## START The input

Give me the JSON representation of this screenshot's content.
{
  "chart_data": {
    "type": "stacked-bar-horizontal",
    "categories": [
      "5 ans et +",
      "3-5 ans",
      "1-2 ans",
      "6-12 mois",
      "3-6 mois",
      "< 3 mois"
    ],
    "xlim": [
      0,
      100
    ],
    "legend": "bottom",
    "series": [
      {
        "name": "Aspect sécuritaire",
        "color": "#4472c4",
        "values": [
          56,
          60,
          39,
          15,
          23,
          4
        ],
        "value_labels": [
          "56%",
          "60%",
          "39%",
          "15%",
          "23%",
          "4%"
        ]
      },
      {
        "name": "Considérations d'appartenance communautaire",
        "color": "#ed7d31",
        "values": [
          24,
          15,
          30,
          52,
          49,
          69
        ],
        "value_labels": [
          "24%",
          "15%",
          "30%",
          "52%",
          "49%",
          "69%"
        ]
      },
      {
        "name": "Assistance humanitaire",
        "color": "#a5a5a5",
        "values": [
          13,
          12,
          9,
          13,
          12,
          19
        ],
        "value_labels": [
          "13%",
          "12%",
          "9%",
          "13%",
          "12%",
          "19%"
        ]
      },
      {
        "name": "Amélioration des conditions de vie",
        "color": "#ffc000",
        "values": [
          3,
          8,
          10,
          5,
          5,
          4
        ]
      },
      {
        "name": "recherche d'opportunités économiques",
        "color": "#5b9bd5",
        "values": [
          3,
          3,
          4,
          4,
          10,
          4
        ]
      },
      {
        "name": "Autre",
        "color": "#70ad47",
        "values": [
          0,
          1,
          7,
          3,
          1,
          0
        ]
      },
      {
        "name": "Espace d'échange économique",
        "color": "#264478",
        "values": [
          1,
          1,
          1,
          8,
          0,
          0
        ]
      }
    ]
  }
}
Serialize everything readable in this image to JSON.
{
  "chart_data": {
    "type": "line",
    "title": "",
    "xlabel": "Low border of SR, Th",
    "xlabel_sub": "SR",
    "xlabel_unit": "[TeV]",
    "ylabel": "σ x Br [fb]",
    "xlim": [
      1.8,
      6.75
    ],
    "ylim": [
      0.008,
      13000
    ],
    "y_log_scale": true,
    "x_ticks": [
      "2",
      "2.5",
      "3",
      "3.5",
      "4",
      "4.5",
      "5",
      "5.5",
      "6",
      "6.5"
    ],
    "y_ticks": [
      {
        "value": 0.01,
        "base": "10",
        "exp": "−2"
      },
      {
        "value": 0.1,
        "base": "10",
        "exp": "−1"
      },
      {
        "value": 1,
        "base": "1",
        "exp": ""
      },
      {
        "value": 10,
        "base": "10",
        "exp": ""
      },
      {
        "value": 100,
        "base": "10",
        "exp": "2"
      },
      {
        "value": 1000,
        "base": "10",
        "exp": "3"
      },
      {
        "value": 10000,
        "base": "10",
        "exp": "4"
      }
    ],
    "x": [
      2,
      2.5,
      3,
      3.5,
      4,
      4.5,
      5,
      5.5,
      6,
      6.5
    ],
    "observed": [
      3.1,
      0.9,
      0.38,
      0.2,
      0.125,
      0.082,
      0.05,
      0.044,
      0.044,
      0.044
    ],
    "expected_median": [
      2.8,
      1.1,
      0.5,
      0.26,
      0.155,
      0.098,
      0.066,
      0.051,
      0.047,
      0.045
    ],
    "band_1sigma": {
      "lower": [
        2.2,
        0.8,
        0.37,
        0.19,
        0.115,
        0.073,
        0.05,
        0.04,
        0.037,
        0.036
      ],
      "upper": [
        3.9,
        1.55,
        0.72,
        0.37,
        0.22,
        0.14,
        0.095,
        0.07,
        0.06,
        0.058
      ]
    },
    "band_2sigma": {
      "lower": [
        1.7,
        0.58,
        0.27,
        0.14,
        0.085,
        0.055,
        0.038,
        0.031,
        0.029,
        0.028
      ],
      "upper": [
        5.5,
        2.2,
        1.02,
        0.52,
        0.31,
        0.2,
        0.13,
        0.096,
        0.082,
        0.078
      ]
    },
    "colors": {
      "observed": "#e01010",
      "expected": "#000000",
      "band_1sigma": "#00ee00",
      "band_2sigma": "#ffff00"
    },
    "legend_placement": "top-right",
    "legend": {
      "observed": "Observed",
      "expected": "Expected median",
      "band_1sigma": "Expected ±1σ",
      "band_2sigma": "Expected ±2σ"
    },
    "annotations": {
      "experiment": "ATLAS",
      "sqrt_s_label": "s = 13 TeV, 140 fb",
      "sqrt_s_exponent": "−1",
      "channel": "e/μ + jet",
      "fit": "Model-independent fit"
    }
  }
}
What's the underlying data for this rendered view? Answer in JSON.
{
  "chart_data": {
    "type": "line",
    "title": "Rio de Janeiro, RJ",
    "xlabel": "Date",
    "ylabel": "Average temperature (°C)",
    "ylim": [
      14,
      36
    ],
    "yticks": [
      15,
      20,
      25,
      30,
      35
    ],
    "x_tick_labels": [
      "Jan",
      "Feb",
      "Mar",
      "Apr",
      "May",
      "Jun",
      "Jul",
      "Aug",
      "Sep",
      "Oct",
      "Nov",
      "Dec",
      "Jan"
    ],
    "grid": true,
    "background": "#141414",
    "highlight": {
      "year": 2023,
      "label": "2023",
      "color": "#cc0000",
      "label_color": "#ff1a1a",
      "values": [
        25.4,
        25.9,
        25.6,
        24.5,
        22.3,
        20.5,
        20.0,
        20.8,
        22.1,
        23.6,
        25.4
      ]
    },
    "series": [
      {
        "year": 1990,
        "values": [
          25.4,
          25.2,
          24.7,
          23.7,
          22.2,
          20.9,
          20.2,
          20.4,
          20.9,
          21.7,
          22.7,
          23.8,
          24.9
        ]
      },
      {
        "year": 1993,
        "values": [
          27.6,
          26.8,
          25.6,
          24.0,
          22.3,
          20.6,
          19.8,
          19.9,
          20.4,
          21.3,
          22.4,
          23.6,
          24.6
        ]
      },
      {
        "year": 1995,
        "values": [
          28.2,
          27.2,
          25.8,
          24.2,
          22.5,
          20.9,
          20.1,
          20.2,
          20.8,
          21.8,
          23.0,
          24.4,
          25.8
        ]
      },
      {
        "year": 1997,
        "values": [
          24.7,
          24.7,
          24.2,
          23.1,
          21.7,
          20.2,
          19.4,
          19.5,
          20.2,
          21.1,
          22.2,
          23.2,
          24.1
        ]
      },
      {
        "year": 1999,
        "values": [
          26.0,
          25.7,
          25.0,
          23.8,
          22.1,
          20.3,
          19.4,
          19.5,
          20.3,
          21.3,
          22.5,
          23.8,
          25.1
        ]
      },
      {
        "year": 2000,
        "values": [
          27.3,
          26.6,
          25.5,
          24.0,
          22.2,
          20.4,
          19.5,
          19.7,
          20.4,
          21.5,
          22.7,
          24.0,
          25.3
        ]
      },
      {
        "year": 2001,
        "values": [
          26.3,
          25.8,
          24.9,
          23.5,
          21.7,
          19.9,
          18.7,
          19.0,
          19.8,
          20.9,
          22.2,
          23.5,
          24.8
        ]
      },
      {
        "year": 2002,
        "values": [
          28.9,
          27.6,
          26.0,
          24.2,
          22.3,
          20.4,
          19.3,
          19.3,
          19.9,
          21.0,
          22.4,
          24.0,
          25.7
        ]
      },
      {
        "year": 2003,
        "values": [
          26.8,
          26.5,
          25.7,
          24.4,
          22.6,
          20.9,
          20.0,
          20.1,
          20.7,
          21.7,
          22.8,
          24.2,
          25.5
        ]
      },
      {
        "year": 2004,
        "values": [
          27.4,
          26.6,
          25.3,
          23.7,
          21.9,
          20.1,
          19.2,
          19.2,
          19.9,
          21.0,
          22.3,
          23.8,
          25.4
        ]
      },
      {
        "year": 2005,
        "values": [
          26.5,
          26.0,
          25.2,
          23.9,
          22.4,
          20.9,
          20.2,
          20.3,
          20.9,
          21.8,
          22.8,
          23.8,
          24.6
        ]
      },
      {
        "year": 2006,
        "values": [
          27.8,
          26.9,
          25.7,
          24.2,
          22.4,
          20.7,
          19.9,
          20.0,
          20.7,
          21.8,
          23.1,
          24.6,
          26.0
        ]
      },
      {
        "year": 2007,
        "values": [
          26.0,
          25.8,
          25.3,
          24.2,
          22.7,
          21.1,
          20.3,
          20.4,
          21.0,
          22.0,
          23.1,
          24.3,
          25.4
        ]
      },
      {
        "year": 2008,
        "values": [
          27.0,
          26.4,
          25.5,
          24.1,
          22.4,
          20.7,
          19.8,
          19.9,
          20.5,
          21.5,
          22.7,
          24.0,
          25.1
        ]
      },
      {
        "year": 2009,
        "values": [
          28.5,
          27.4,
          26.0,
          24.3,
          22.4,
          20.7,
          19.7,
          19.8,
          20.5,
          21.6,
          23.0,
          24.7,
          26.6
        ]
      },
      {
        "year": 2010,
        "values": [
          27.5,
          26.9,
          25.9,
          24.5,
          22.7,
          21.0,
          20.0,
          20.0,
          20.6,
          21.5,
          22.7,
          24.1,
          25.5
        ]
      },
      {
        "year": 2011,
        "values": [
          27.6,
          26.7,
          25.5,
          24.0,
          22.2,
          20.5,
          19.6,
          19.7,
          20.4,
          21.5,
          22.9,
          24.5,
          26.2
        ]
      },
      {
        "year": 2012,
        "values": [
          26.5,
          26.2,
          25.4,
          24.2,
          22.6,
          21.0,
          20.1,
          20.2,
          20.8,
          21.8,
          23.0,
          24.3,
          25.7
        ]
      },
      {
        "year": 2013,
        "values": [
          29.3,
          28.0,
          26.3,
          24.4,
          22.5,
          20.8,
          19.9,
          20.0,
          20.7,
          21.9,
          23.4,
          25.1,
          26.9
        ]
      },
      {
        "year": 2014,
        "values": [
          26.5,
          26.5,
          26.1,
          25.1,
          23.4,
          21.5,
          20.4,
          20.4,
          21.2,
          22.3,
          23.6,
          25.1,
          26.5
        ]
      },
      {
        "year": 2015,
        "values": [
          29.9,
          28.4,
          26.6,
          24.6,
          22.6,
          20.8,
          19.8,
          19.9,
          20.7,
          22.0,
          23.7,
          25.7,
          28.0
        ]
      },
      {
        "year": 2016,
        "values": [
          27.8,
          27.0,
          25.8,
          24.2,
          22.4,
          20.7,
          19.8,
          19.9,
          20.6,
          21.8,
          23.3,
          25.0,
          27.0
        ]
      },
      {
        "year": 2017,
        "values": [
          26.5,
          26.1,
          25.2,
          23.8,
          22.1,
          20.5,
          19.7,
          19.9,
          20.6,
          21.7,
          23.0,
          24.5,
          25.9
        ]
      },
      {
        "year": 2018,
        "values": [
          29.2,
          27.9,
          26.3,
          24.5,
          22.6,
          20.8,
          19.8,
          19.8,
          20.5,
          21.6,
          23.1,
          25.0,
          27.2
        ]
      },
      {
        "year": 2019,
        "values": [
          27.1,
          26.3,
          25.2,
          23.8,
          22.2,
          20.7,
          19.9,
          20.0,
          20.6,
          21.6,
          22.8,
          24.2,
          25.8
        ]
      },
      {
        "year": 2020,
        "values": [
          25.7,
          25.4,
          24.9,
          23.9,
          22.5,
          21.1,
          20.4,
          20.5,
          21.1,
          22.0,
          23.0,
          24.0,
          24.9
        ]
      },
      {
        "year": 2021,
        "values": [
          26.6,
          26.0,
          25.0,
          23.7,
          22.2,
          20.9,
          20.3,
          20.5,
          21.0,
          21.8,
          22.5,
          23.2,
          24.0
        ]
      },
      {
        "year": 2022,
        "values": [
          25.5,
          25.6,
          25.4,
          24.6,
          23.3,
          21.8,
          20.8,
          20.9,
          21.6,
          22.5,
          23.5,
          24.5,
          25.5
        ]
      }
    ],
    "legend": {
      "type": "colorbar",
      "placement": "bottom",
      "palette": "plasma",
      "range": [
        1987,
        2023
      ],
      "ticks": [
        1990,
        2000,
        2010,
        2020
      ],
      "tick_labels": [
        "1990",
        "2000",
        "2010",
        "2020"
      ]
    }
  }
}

## END The input

**Work instructions**
Select the lines in this material that hold the word "observed", leaving none out.

**Task output**
    "observed": [
      "observed": "#e01010",
      "observed": "Observed",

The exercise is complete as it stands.